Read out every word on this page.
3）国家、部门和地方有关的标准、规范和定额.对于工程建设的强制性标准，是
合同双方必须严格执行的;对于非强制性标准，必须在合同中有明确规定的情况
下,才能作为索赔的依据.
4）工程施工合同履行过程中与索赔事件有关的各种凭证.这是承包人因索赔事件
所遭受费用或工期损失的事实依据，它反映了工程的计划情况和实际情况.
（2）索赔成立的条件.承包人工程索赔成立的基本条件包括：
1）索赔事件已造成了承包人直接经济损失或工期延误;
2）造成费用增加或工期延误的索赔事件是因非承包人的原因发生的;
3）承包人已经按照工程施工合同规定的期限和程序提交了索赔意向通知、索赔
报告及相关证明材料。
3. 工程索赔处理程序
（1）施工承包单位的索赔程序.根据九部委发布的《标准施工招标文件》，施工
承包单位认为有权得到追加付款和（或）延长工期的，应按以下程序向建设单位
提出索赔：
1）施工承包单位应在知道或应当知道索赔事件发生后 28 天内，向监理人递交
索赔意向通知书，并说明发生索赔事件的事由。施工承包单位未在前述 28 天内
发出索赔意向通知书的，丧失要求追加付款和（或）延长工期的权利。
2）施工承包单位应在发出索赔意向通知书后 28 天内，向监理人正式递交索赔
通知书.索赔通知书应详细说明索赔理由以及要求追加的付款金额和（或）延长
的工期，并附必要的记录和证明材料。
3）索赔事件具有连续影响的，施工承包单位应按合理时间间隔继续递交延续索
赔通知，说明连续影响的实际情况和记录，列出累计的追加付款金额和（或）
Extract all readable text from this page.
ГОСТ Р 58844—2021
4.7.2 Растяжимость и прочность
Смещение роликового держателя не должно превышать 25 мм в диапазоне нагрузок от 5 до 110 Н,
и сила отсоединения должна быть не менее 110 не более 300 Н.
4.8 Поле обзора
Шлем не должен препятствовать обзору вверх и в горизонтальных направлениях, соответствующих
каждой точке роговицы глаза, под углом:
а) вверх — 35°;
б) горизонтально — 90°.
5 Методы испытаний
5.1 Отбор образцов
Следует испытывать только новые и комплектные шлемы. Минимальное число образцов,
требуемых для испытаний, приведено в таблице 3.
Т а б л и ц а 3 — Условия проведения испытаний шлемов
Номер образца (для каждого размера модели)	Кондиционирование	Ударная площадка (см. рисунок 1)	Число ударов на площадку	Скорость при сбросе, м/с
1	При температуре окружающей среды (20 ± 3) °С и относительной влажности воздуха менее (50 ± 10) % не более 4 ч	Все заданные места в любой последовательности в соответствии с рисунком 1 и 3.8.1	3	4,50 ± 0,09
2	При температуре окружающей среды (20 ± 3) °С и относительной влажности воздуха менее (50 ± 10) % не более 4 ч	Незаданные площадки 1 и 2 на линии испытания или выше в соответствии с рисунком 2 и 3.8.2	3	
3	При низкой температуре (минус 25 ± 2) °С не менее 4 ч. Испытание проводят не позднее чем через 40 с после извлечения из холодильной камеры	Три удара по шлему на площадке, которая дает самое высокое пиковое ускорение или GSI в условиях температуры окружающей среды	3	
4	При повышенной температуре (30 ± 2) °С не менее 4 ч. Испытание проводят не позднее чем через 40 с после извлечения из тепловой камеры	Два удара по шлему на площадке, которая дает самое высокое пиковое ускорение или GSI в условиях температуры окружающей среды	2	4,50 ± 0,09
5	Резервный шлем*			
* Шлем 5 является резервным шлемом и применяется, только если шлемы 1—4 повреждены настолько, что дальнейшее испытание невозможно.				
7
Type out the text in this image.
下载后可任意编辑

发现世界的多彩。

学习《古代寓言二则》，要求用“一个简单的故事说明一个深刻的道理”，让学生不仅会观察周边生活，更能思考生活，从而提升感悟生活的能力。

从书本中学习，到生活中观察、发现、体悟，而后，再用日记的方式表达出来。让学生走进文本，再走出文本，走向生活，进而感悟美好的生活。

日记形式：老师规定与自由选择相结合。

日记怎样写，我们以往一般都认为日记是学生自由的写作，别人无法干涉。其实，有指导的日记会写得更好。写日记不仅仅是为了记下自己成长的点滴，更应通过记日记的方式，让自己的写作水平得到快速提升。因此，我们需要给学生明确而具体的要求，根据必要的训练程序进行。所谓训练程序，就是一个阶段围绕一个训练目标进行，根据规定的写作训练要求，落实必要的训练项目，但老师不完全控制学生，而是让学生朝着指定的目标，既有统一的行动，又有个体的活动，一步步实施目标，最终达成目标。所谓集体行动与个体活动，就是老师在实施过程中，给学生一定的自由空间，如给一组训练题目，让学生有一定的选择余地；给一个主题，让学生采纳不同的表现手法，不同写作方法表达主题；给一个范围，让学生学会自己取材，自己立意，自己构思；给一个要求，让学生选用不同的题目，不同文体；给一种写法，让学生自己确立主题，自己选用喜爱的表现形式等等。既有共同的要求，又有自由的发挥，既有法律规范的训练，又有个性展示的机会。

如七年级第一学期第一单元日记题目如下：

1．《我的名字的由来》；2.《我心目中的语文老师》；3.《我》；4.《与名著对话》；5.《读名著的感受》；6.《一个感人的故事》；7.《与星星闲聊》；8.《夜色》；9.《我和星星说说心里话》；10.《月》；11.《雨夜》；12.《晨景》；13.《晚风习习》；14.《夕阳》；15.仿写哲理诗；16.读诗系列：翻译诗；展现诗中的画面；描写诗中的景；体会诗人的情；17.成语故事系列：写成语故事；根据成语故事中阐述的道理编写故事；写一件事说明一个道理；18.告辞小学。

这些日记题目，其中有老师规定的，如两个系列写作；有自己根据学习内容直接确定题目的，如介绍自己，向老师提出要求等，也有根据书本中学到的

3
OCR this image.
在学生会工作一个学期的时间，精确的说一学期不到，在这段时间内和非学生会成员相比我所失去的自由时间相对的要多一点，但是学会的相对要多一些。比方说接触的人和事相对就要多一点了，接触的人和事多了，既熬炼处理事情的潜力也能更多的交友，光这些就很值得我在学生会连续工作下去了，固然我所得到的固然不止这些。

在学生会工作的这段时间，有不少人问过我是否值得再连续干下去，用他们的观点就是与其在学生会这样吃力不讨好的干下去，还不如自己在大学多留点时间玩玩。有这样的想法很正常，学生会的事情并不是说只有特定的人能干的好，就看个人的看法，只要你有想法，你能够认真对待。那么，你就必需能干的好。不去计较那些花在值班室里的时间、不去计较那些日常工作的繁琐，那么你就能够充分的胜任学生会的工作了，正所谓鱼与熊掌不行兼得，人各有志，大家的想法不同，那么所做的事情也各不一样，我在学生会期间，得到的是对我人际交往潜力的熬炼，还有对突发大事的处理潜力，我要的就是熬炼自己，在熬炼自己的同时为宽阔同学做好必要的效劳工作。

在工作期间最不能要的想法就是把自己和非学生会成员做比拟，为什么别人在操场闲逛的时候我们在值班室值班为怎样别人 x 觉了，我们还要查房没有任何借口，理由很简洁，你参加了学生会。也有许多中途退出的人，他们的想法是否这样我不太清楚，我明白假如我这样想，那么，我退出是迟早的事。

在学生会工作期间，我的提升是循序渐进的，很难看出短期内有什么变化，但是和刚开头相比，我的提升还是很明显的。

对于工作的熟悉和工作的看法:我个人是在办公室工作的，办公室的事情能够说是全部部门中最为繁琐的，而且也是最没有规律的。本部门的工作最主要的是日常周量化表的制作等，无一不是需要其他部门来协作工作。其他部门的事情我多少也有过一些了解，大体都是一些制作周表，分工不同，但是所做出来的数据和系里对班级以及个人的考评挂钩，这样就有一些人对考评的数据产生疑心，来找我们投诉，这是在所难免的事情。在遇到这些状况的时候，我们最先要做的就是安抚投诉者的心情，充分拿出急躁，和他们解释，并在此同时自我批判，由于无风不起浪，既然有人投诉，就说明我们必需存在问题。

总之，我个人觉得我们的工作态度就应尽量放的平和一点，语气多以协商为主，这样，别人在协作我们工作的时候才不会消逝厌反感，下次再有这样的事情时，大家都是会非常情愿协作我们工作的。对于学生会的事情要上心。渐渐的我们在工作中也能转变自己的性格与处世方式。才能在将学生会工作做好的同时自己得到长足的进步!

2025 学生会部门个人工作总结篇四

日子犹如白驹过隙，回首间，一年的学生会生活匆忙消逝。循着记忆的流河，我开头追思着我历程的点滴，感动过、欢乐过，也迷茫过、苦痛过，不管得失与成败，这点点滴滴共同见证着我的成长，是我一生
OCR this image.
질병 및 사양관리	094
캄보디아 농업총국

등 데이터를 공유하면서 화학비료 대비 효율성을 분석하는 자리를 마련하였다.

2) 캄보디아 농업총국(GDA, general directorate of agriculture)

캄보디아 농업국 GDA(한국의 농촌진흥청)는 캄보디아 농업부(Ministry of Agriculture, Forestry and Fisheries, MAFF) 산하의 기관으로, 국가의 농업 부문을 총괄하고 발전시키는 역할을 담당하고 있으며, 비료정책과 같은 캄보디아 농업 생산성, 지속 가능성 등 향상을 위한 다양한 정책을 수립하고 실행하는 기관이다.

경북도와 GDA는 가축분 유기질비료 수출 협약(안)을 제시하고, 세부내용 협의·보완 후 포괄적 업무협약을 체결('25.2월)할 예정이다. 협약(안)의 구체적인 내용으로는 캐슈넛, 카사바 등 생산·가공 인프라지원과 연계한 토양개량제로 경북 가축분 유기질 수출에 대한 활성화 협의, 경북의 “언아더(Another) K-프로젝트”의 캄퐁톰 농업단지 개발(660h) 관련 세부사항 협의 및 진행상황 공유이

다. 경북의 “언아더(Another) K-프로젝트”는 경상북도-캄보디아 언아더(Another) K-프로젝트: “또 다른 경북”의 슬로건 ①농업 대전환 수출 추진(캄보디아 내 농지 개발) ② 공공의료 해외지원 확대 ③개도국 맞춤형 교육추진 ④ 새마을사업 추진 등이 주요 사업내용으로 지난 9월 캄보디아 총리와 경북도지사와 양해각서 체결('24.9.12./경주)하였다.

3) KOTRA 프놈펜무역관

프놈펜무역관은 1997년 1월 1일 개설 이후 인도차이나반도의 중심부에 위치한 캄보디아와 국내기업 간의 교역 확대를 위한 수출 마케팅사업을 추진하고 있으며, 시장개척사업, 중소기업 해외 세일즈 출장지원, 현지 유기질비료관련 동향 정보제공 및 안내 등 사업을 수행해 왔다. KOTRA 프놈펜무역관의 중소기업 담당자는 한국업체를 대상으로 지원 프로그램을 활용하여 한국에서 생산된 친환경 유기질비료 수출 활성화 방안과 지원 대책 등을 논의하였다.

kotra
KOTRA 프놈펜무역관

Required task: Your task is to gather every line with the word "воздуха" and copy it.

Exercise solution:
1	При температуре окружающей среды (20 ± 3) °С и относительной влажности воздуха менее (50 ± 10) % не более 4 ч	Все заданные места в любой последовательности в соответствии с рисунком 1 и 3.8.1	3	4,50 ± 0,09
2	При температуре окружающей среды (20 ± 3) °С и относительной влажности воздуха менее (50 ± 10) % не более 4 ч	Незаданные площадки 1 и 2 на линии испытания или выше в соответствии с рисунком 2 и 3.8.2	3	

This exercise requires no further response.